[Data listing]
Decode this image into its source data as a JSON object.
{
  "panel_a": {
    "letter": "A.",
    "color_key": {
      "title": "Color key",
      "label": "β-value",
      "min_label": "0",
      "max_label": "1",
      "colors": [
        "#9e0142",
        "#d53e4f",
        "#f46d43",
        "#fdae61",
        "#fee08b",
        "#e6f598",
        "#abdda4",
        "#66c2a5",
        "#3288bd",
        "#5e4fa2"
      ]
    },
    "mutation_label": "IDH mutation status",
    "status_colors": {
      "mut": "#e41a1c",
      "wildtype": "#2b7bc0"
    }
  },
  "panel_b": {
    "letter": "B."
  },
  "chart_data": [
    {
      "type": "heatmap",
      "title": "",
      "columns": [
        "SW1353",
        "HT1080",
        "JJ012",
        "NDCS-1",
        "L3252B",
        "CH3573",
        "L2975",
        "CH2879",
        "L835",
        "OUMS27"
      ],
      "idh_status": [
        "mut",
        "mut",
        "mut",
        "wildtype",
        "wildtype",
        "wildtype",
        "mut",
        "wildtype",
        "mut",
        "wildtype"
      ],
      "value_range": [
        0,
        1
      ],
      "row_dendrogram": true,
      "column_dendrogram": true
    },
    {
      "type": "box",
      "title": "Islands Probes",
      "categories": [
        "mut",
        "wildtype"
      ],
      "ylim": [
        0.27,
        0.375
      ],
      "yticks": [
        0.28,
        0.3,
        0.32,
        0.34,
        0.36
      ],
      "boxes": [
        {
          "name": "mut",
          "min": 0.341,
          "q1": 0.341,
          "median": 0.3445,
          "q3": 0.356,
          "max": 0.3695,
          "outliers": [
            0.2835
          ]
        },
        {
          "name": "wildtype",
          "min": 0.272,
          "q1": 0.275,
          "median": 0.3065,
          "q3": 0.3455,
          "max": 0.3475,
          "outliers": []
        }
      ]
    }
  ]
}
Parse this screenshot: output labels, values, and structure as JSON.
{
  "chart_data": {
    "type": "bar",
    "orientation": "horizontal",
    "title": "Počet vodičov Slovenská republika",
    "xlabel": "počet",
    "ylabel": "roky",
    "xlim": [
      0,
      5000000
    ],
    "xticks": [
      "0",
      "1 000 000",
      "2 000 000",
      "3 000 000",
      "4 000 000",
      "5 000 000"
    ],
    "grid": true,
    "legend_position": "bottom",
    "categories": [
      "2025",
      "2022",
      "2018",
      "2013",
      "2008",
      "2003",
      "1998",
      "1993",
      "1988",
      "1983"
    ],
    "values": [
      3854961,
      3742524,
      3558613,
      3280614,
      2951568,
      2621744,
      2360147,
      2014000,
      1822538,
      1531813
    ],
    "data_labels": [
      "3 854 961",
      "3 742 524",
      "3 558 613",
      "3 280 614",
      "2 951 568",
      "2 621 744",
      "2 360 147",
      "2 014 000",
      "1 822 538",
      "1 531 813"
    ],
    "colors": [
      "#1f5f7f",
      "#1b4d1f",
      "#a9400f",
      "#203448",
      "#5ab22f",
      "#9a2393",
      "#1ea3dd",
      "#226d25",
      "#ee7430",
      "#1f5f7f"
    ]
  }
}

→ Task
Each record should come back exactly as written.

→ Answer for the task
Decode this image into its source data as a JSON object.
{
  "panel_a": {
    "letter": "A.",
    "color_key": {
      "title": "Color key",
      "label": "β-value",
      "min_label": "0",
      "max_label": "1",
      "colors": [
        "#9e0142",
        "#d53e4f",
        "#f46d43",
        "#fdae61",
        "#fee08b",
        "#e6f598",
        "#abdda4",
        "#66c2a5",
        "#3288bd",
        "#5e4fa2"
      ]
    },
    "mutation_label": "IDH mutation status",
    "status_colors": {
      "mut": "#e41a1c",
      "wildtype": "#2b7bc0"
    }
  },
  "panel_b": {
    "letter": "B."
  },
  "chart_data": [
    {
      "type": "heatmap",
      "title": "",
      "columns": [
        "SW1353",
        "HT1080",
        "JJ012",
        "NDCS-1",
        "L3252B",
        "CH3573",
        "L2975",
        "CH2879",
        "L835",
        "OUMS27"
      ],
      "idh_status": [
        "mut",
        "mut",
        "mut",
        "wildtype",
        "wildtype",
        "wildtype",
        "mut",
        "wildtype",
        "mut",
        "wildtype"
      ],
      "value_range": [
        0,
        1
      ],
      "row_dendrogram": true,
      "column_dendrogram": true
    },
    {
      "type": "box",
      "title": "Islands Probes",
      "categories": [
        "mut",
        "wildtype"
      ],
      "ylim": [
        0.27,
        0.375
      ],
      "yticks": [
        0.28,
        0.3,
        0.32,
        0.34,
        0.36
      ],
      "boxes": [
        {
          "name": "mut",
          "min": 0.341,
          "q1": 0.341,
          "median": 0.3445,
          "q3": 0.356,
          "max": 0.3695,
          "outliers": [
            0.2835
          ]
        },
        {
          "name": "wildtype",
          "min": 0.272,
          "q1": 0.275,
          "median": 0.3065,
          "q3": 0.3455,
          "max": 0.3475,
          "outliers": []
        }
      ]
    }
  ]
}
Parse this screenshot: output labels, values, and structure as JSON.
{
  "chart_data": {
    "type": "bar",
    "orientation": "horizontal",
    "title": "Počet vodičov Slovenská republika",
    "xlabel": "počet",
    "ylabel": "roky",
    "xlim": [
      0,
      5000000
    ],
    "xticks": [
      "0",
      "1 000 000",
      "2 000 000",
      "3 000 000",
      "4 000 000",
      "5 000 000"
    ],
    "grid": true,
    "legend_position": "bottom",
    "categories": [
      "2025",
      "2022",
      "2018",
      "2013",
      "2008",
      "2003",
      "1998",
      "1993",
      "1988",
      "1983"
    ],
    "values": [
      3854961,
      3742524,
      3558613,
      3280614,
      2951568,
      2621744,
      2360147,
      2014000,
      1822538,
      1531813
    ],
    "data_labels": [
      "3 854 961",
      "3 742 524",
      "3 558 613",
      "3 280 614",
      "2 951 568",
      "2 621 744",
      "2 360 147",
      "2 014 000",
      "1 822 538",
      "1 531 813"
    ],
    "colors": [
      "#1f5f7f",
      "#1b4d1f",
      "#a9400f",
      "#203448",
      "#5ab22f",
      "#9a2393",
      "#1ea3dd",
      "#226d25",
      "#ee7430",
      "#1f5f7f"
    ]
  }
}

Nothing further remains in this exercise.